= Goal =
Read the records below and copy each line that contains "label".

= Records from a data collection =
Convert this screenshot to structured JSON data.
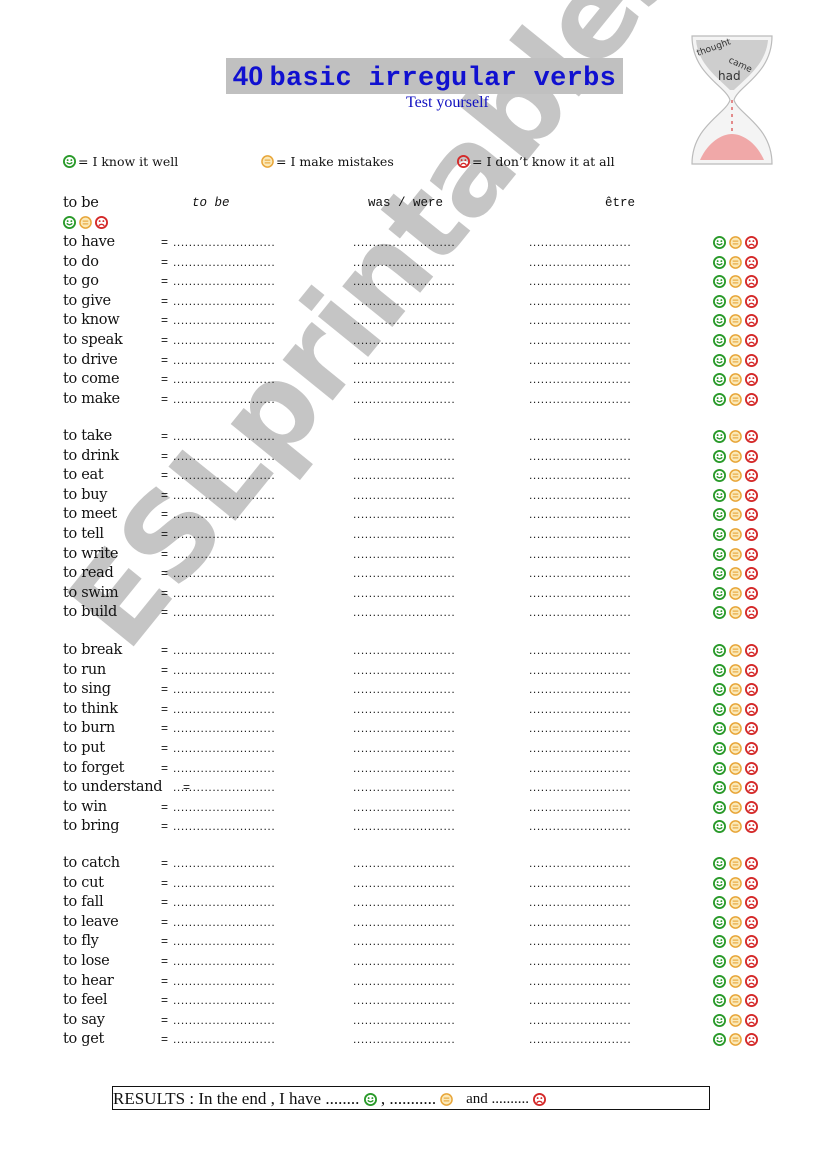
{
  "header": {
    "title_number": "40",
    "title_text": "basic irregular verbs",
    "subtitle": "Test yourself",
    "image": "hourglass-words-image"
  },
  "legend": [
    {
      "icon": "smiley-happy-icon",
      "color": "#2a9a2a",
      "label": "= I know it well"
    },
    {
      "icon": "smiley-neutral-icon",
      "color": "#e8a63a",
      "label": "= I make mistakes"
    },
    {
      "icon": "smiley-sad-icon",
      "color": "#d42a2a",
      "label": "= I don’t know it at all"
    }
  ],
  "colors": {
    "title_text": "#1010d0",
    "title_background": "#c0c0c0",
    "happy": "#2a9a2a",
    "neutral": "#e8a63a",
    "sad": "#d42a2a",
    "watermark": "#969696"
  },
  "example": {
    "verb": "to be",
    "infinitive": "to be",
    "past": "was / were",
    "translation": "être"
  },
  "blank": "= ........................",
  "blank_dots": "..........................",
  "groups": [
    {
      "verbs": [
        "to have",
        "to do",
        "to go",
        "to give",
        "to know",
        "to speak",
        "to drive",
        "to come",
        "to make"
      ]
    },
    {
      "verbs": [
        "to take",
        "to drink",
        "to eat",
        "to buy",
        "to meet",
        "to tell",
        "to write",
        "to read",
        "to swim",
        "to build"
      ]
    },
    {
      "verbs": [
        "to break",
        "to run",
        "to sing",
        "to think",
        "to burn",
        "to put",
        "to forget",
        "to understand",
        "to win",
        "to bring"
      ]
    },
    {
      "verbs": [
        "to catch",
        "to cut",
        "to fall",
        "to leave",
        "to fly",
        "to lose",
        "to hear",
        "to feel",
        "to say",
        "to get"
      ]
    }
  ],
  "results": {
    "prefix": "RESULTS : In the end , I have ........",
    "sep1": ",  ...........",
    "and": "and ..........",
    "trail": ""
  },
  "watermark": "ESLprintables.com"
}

= The solution =
      "label": "= I know it well"
      "label": "= I make mistakes"
      "label": "= I don’t know it at all"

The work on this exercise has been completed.